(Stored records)

◆ ◆ ◆ ◆ ◆ ◆ ◆

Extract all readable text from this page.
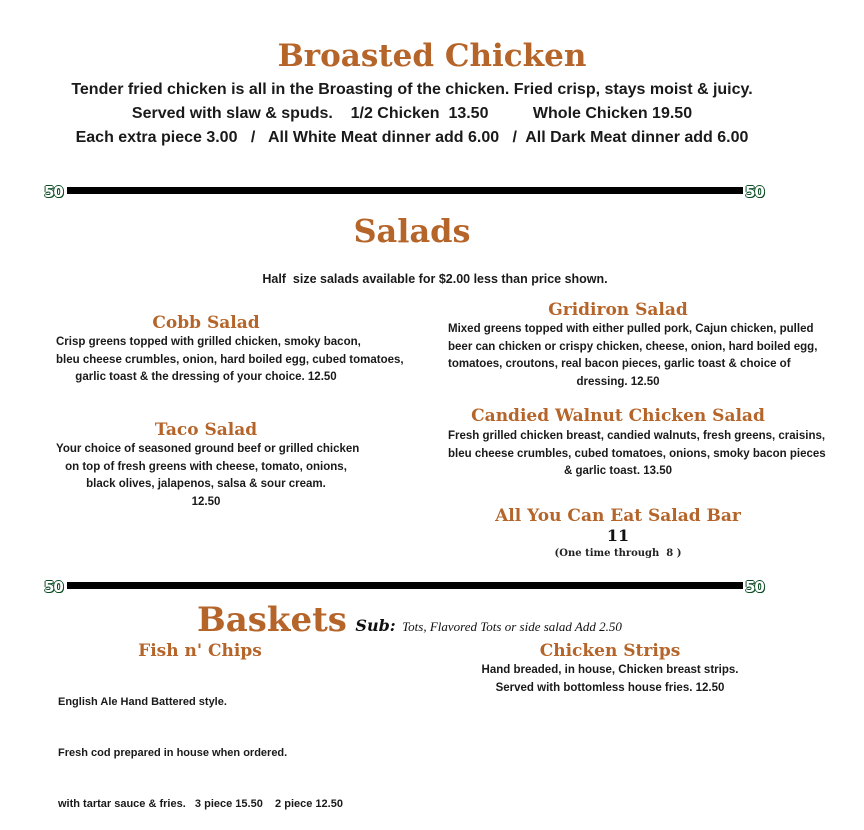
Broasted Chicken
Tender fried chicken is all in the Broasting of the chicken. Fried crisp, stays moist & juicy.
Served with slaw & spuds.    1/2 Chicken  13.50          Whole Chicken 19.50
Each extra piece 3.00   /   All White Meat dinner add 6.00   /  All Dark Meat dinner add 6.00
50	50
Salads
Half  size salads available for $2.00 less than price shown.
Cobb Salad
Crisp greens topped with grilled chicken, smoky bacon,
bleu cheese crumbles, onion, hard boiled egg, cubed tomatoes,
garlic toast & the dressing of your choice. 12.50
Gridiron Salad
Mixed greens topped with either pulled pork, Cajun chicken, pulled
beer can chicken or crispy chicken, cheese, onion, hard boiled egg,
tomatoes, croutons, real bacon pieces, garlic toast & choice of
dressing. 12.50
Taco Salad
Your choice of seasoned ground beef or grilled chicken
on top of fresh greens with cheese, tomato, onions,
black olives, jalapenos, salsa & sour cream.
12.50
Candied Walnut Chicken Salad
Fresh grilled chicken breast, candied walnuts, fresh greens, craisins,
bleu cheese crumbles, cubed tomatoes, onions, smoky bacon pieces
& garlic toast. 13.50
All You Can Eat Salad Bar
11
(One time through  8 )
50	50
Baskets Sub: Tots, Flavored Tots or side salad Add 2.50
Fish n' Chips

English Ale Hand Battered style.

Fresh cod prepared in house when ordered.

with tartar sauce & fries.   3 piece 15.50    2 piece 12.50

Chicken Strips
Hand breaded, in house, Chicken breast strips.
Served with bottomless house fries. 12.50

◆ ◆ ◆ ◆ ◆ ◆ ◆

▶ **WRITTEN TASK**: Without the pictures, write out every entry precisely as it appears.

▶ **REPLY**:
Extract all readable text from this page.
Broasted Chicken
Tender fried chicken is all in the Broasting of the chicken. Fried crisp, stays moist & juicy.
Served with slaw & spuds.    1/2 Chicken  13.50          Whole Chicken 19.50
Each extra piece 3.00   /   All White Meat dinner add 6.00   /  All Dark Meat dinner add 6.00
50	50
Salads
Half  size salads available for $2.00 less than price shown.
Cobb Salad
Crisp greens topped with grilled chicken, smoky bacon,
bleu cheese crumbles, onion, hard boiled egg, cubed tomatoes,
garlic toast & the dressing of your choice. 12.50
Gridiron Salad
Mixed greens topped with either pulled pork, Cajun chicken, pulled
beer can chicken or crispy chicken, cheese, onion, hard boiled egg,
tomatoes, croutons, real bacon pieces, garlic toast & choice of
dressing. 12.50
Taco Salad
Your choice of seasoned ground beef or grilled chicken
on top of fresh greens with cheese, tomato, onions,
black olives, jalapenos, salsa & sour cream.
12.50
Candied Walnut Chicken Salad
Fresh grilled chicken breast, candied walnuts, fresh greens, craisins,
bleu cheese crumbles, cubed tomatoes, onions, smoky bacon pieces
& garlic toast. 13.50
All You Can Eat Salad Bar
11
(One time through  8 )
50	50
Baskets Sub: Tots, Flavored Tots or side salad Add 2.50
Fish n' Chips

English Ale Hand Battered style.

Fresh cod prepared in house when ordered.

with tartar sauce & fries.   3 piece 15.50    2 piece 12.50

Chicken Strips
Hand breaded, in house, Chicken breast strips.
Served with bottomless house fries. 12.50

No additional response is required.